*GIVEN PROBLEM:*
Exactly repeat the full listing that follows.

*EXTRACTED INFORMATION:*
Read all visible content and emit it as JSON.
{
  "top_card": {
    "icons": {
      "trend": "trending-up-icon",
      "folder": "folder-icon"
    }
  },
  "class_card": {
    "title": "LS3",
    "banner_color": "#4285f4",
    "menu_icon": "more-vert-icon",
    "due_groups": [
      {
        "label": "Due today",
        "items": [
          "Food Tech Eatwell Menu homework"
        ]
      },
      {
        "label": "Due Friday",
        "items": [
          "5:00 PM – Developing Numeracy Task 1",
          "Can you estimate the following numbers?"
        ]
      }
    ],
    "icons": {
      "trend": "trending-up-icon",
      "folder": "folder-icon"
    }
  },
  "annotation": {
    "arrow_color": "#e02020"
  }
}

*EXERCISE SOLUTION:*
Read all visible content and emit it as JSON.
{
  "top_card": {
    "icons": {
      "trend": "trending-up-icon",
      "folder": "folder-icon"
    }
  },
  "class_card": {
    "title": "LS3",
    "banner_color": "#4285f4",
    "menu_icon": "more-vert-icon",
    "due_groups": [
      {
        "label": "Due today",
        "items": [
          "Food Tech Eatwell Menu homework"
        ]
      },
      {
        "label": "Due Friday",
        "items": [
          "5:00 PM – Developing Numeracy Task 1",
          "Can you estimate the following numbers?"
        ]
      }
    ],
    "icons": {
      "trend": "trending-up-icon",
      "folder": "folder-icon"
    }
  },
  "annotation": {
    "arrow_color": "#e02020"
  }
}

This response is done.